## Problem requirements
Print every entry word for word, but omit the pictures.
+++ Materials provided
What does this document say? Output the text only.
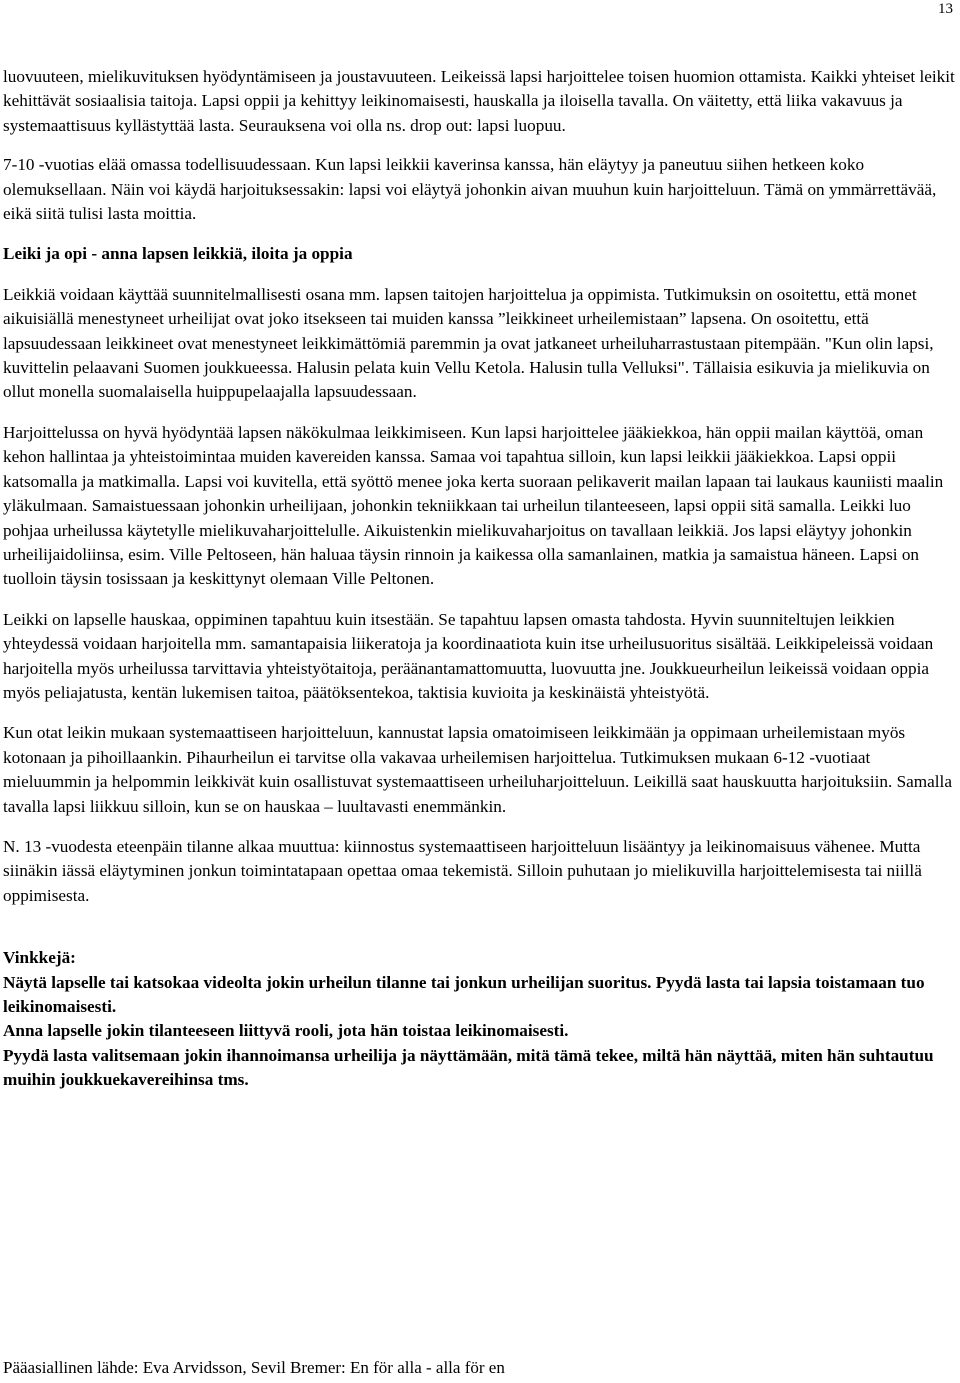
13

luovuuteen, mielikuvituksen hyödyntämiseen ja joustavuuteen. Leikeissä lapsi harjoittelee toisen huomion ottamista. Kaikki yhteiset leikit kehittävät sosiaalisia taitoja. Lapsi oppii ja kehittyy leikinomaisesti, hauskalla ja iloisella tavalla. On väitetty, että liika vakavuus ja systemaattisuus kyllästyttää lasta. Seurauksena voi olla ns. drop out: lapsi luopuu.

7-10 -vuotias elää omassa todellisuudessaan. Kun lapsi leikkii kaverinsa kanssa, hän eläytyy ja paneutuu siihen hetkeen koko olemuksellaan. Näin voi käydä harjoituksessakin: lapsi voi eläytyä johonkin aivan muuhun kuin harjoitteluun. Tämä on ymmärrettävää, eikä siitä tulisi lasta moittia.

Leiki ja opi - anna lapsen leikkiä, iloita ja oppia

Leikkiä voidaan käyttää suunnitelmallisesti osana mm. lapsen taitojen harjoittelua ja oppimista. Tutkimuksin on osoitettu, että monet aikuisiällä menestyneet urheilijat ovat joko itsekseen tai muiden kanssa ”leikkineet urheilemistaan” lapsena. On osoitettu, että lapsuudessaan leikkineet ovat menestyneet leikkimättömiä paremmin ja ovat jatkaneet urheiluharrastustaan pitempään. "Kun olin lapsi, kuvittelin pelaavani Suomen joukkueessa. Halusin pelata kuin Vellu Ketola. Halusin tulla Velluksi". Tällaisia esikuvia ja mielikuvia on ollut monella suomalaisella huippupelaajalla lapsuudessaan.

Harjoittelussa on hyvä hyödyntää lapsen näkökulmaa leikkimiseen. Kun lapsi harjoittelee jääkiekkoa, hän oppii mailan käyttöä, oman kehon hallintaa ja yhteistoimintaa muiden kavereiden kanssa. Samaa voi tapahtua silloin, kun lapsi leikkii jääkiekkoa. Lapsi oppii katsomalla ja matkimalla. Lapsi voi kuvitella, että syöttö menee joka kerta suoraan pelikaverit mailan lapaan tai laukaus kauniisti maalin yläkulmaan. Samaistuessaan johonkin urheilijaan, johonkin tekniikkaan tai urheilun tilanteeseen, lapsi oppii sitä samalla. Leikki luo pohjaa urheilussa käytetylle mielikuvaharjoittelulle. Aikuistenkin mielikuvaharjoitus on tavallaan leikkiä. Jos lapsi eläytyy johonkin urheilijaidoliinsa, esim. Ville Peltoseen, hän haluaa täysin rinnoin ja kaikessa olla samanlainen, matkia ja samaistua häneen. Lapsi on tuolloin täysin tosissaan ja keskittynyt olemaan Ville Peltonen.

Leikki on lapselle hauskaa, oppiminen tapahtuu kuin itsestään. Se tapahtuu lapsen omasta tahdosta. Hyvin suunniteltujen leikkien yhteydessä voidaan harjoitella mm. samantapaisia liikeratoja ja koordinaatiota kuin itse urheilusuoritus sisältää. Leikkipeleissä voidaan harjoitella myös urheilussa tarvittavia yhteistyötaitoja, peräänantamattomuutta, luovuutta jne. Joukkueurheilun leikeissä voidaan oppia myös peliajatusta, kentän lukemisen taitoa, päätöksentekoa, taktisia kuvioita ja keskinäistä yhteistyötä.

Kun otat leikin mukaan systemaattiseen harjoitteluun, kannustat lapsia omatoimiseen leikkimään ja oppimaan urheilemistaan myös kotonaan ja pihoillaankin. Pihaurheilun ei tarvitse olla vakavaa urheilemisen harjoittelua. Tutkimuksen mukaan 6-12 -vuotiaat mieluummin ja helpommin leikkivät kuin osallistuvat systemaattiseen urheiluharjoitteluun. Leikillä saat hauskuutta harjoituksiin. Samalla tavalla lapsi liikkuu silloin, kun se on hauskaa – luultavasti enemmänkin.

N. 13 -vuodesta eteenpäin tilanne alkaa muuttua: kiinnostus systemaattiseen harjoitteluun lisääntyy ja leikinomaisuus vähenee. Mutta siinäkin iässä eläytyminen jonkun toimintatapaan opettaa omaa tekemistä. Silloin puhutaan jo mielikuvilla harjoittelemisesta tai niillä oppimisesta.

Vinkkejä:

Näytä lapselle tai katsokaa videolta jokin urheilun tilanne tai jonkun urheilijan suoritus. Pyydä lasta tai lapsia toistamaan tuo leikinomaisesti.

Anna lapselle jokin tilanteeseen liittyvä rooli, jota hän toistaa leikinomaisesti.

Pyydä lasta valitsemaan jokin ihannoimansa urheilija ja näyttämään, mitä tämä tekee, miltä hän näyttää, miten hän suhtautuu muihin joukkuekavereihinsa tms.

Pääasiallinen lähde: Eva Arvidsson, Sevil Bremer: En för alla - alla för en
++++++
## Output below
What does this document say? Output the text only.
13

luovuuteen, mielikuvituksen hyödyntämiseen ja joustavuuteen. Leikeissä lapsi harjoittelee toisen huomion ottamista. Kaikki yhteiset leikit kehittävät sosiaalisia taitoja. Lapsi oppii ja kehittyy leikinomaisesti, hauskalla ja iloisella tavalla. On väitetty, että liika vakavuus ja systemaattisuus kyllästyttää lasta. Seurauksena voi olla ns. drop out: lapsi luopuu.

7-10 -vuotias elää omassa todellisuudessaan. Kun lapsi leikkii kaverinsa kanssa, hän eläytyy ja paneutuu siihen hetkeen koko olemuksellaan. Näin voi käydä harjoituksessakin: lapsi voi eläytyä johonkin aivan muuhun kuin harjoitteluun. Tämä on ymmärrettävää, eikä siitä tulisi lasta moittia.

Leiki ja opi - anna lapsen leikkiä, iloita ja oppia

Leikkiä voidaan käyttää suunnitelmallisesti osana mm. lapsen taitojen harjoittelua ja oppimista. Tutkimuksin on osoitettu, että monet aikuisiällä menestyneet urheilijat ovat joko itsekseen tai muiden kanssa ”leikkineet urheilemistaan” lapsena. On osoitettu, että lapsuudessaan leikkineet ovat menestyneet leikkimättömiä paremmin ja ovat jatkaneet urheiluharrastustaan pitempään. "Kun olin lapsi, kuvittelin pelaavani Suomen joukkueessa. Halusin pelata kuin Vellu Ketola. Halusin tulla Velluksi". Tällaisia esikuvia ja mielikuvia on ollut monella suomalaisella huippupelaajalla lapsuudessaan.

Harjoittelussa on hyvä hyödyntää lapsen näkökulmaa leikkimiseen. Kun lapsi harjoittelee jääkiekkoa, hän oppii mailan käyttöä, oman kehon hallintaa ja yhteistoimintaa muiden kavereiden kanssa. Samaa voi tapahtua silloin, kun lapsi leikkii jääkiekkoa. Lapsi oppii katsomalla ja matkimalla. Lapsi voi kuvitella, että syöttö menee joka kerta suoraan pelikaverit mailan lapaan tai laukaus kauniisti maalin yläkulmaan. Samaistuessaan johonkin urheilijaan, johonkin tekniikkaan tai urheilun tilanteeseen, lapsi oppii sitä samalla. Leikki luo pohjaa urheilussa käytetylle mielikuvaharjoittelulle. Aikuistenkin mielikuvaharjoitus on tavallaan leikkiä. Jos lapsi eläytyy johonkin urheilijaidoliinsa, esim. Ville Peltoseen, hän haluaa täysin rinnoin ja kaikessa olla samanlainen, matkia ja samaistua häneen. Lapsi on tuolloin täysin tosissaan ja keskittynyt olemaan Ville Peltonen.

Leikki on lapselle hauskaa, oppiminen tapahtuu kuin itsestään. Se tapahtuu lapsen omasta tahdosta. Hyvin suunniteltujen leikkien yhteydessä voidaan harjoitella mm. samantapaisia liikeratoja ja koordinaatiota kuin itse urheilusuoritus sisältää. Leikkipeleissä voidaan harjoitella myös urheilussa tarvittavia yhteistyötaitoja, peräänantamattomuutta, luovuutta jne. Joukkueurheilun leikeissä voidaan oppia myös peliajatusta, kentän lukemisen taitoa, päätöksentekoa, taktisia kuvioita ja keskinäistä yhteistyötä.

Kun otat leikin mukaan systemaattiseen harjoitteluun, kannustat lapsia omatoimiseen leikkimään ja oppimaan urheilemistaan myös kotonaan ja pihoillaankin. Pihaurheilun ei tarvitse olla vakavaa urheilemisen harjoittelua. Tutkimuksen mukaan 6-12 -vuotiaat mieluummin ja helpommin leikkivät kuin osallistuvat systemaattiseen urheiluharjoitteluun. Leikillä saat hauskuutta harjoituksiin. Samalla tavalla lapsi liikkuu silloin, kun se on hauskaa – luultavasti enemmänkin.

N. 13 -vuodesta eteenpäin tilanne alkaa muuttua: kiinnostus systemaattiseen harjoitteluun lisääntyy ja leikinomaisuus vähenee. Mutta siinäkin iässä eläytyminen jonkun toimintatapaan opettaa omaa tekemistä. Silloin puhutaan jo mielikuvilla harjoittelemisesta tai niillä oppimisesta.

Vinkkejä:

Näytä lapselle tai katsokaa videolta jokin urheilun tilanne tai jonkun urheilijan suoritus. Pyydä lasta tai lapsia toistamaan tuo leikinomaisesti.

Anna lapselle jokin tilanteeseen liittyvä rooli, jota hän toistaa leikinomaisesti.

Pyydä lasta valitsemaan jokin ihannoimansa urheilija ja näyttämään, mitä tämä tekee, miltä hän näyttää, miten hän suhtautuu muihin joukkuekavereihinsa tms.

Pääasiallinen lähde: Eva Arvidsson, Sevil Bremer: En för alla - alla för en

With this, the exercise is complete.